Dataset rows about figures
────────────────────────────────────────

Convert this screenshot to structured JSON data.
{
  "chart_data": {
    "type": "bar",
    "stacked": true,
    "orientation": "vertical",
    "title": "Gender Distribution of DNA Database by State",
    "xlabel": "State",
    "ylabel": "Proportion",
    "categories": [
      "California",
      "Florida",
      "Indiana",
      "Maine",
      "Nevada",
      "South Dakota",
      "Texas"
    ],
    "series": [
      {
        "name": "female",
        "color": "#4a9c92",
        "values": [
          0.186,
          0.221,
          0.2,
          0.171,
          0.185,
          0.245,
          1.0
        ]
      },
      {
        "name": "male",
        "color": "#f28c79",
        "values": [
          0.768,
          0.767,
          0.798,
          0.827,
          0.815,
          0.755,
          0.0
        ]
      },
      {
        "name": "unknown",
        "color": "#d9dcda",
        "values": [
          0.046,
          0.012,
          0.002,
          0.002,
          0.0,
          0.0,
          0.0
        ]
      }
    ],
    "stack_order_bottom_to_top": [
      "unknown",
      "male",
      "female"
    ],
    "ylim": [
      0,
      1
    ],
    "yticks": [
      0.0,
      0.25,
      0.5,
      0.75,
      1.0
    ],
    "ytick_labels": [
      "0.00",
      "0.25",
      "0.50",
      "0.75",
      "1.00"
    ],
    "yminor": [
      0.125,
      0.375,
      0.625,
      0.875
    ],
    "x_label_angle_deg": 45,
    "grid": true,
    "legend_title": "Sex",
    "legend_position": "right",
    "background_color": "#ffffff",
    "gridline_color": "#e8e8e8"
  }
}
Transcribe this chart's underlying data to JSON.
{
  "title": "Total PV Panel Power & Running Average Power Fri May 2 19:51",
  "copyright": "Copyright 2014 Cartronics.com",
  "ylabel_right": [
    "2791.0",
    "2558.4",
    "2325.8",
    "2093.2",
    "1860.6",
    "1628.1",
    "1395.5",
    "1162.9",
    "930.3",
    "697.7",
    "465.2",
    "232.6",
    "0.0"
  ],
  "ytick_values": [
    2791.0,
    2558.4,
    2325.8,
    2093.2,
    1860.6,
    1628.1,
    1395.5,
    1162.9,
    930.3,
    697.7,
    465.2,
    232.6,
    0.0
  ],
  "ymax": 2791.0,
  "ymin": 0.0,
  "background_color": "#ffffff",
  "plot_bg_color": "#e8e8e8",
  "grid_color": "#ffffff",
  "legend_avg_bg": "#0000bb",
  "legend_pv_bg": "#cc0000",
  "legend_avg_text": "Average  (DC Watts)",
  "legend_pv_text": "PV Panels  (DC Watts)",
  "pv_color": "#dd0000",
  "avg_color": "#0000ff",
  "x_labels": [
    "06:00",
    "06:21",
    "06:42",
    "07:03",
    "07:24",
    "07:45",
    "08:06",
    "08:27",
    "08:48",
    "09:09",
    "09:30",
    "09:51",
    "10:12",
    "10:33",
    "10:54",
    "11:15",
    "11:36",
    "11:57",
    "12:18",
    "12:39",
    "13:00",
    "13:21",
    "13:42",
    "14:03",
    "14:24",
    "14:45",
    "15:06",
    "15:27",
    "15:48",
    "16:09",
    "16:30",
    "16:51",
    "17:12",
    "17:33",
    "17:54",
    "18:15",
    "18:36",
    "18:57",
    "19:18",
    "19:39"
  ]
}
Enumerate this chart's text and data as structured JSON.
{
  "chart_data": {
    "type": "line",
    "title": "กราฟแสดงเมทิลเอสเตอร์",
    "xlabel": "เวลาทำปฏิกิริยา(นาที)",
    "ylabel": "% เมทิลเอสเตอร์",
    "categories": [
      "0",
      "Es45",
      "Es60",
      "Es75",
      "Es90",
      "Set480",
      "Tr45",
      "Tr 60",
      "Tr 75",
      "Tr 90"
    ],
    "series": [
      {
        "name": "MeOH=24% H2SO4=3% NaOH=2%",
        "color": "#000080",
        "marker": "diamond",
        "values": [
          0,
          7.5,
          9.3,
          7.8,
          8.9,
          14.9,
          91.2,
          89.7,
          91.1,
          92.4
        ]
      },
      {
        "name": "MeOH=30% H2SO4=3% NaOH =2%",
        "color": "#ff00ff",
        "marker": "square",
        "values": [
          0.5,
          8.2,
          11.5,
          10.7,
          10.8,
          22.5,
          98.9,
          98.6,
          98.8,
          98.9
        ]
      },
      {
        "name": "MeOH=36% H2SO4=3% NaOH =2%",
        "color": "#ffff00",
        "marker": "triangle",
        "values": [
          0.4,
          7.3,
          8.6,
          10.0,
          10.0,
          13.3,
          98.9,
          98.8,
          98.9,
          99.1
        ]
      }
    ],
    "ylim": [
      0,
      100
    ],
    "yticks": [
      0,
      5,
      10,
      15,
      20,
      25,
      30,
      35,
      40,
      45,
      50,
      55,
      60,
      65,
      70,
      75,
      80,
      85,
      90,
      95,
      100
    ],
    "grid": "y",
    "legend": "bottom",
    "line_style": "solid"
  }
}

────────────────────────────────────────

→ WHAT YOU HAVE TO DO
Your task is to repeat each line of the material exactly.

→ SOLUTION
Convert this screenshot to structured JSON data.
{
  "chart_data": {
    "type": "bar",
    "stacked": true,
    "orientation": "vertical",
    "title": "Gender Distribution of DNA Database by State",
    "xlabel": "State",
    "ylabel": "Proportion",
    "categories": [
      "California",
      "Florida",
      "Indiana",
      "Maine",
      "Nevada",
      "South Dakota",
      "Texas"
    ],
    "series": [
      {
        "name": "female",
        "color": "#4a9c92",
        "values": [
          0.186,
          0.221,
          0.2,
          0.171,
          0.185,
          0.245,
          1.0
        ]
      },
      {
        "name": "male",
        "color": "#f28c79",
        "values": [
          0.768,
          0.767,
          0.798,
          0.827,
          0.815,
          0.755,
          0.0
        ]
      },
      {
        "name": "unknown",
        "color": "#d9dcda",
        "values": [
          0.046,
          0.012,
          0.002,
          0.002,
          0.0,
          0.0,
          0.0
        ]
      }
    ],
    "stack_order_bottom_to_top": [
      "unknown",
      "male",
      "female"
    ],
    "ylim": [
      0,
      1
    ],
    "yticks": [
      0.0,
      0.25,
      0.5,
      0.75,
      1.0
    ],
    "ytick_labels": [
      "0.00",
      "0.25",
      "0.50",
      "0.75",
      "1.00"
    ],
    "yminor": [
      0.125,
      0.375,
      0.625,
      0.875
    ],
    "x_label_angle_deg": 45,
    "grid": true,
    "legend_title": "Sex",
    "legend_position": "right",
    "background_color": "#ffffff",
    "gridline_color": "#e8e8e8"
  }
}
Transcribe this chart's underlying data to JSON.
{
  "title": "Total PV Panel Power & Running Average Power Fri May 2 19:51",
  "copyright": "Copyright 2014 Cartronics.com",
  "ylabel_right": [
    "2791.0",
    "2558.4",
    "2325.8",
    "2093.2",
    "1860.6",
    "1628.1",
    "1395.5",
    "1162.9",
    "930.3",
    "697.7",
    "465.2",
    "232.6",
    "0.0"
  ],
  "ytick_values": [
    2791.0,
    2558.4,
    2325.8,
    2093.2,
    1860.6,
    1628.1,
    1395.5,
    1162.9,
    930.3,
    697.7,
    465.2,
    232.6,
    0.0
  ],
  "ymax": 2791.0,
  "ymin": 0.0,
  "background_color": "#ffffff",
  "plot_bg_color": "#e8e8e8",
  "grid_color": "#ffffff",
  "legend_avg_bg": "#0000bb",
  "legend_pv_bg": "#cc0000",
  "legend_avg_text": "Average  (DC Watts)",
  "legend_pv_text": "PV Panels  (DC Watts)",
  "pv_color": "#dd0000",
  "avg_color": "#0000ff",
  "x_labels": [
    "06:00",
    "06:21",
    "06:42",
    "07:03",
    "07:24",
    "07:45",
    "08:06",
    "08:27",
    "08:48",
    "09:09",
    "09:30",
    "09:51",
    "10:12",
    "10:33",
    "10:54",
    "11:15",
    "11:36",
    "11:57",
    "12:18",
    "12:39",
    "13:00",
    "13:21",
    "13:42",
    "14:03",
    "14:24",
    "14:45",
    "15:06",
    "15:27",
    "15:48",
    "16:09",
    "16:30",
    "16:51",
    "17:12",
    "17:33",
    "17:54",
    "18:15",
    "18:36",
    "18:57",
    "19:18",
    "19:39"
  ]
}
Enumerate this chart's text and data as structured JSON.
{
  "chart_data": {
    "type": "line",
    "title": "กราฟแสดงเมทิลเอสเตอร์",
    "xlabel": "เวลาทำปฏิกิริยา(นาที)",
    "ylabel": "% เมทิลเอสเตอร์",
    "categories": [
      "0",
      "Es45",
      "Es60",
      "Es75",
      "Es90",
      "Set480",
      "Tr45",
      "Tr 60",
      "Tr 75",
      "Tr 90"
    ],
    "series": [
      {
        "name": "MeOH=24% H2SO4=3% NaOH=2%",
        "color": "#000080",
        "marker": "diamond",
        "values": [
          0,
          7.5,
          9.3,
          7.8,
          8.9,
          14.9,
          91.2,
          89.7,
          91.1,
          92.4
        ]
      },
      {
        "name": "MeOH=30% H2SO4=3% NaOH =2%",
        "color": "#ff00ff",
        "marker": "square",
        "values": [
          0.5,
          8.2,
          11.5,
          10.7,
          10.8,
          22.5,
          98.9,
          98.6,
          98.8,
          98.9
        ]
      },
      {
        "name": "MeOH=36% H2SO4=3% NaOH =2%",
        "color": "#ffff00",
        "marker": "triangle",
        "values": [
          0.4,
          7.3,
          8.6,
          10.0,
          10.0,
          13.3,
          98.9,
          98.8,
          98.9,
          99.1
        ]
      }
    ],
    "ylim": [
      0,
      100
    ],
    "yticks": [
      0,
      5,
      10,
      15,
      20,
      25,
      30,
      35,
      40,
      45,
      50,
      55,
      60,
      65,
      70,
      75,
      80,
      85,
      90,
      95,
      100
    ],
    "grid": "y",
    "legend": "bottom",
    "line_style": "solid"
  }
}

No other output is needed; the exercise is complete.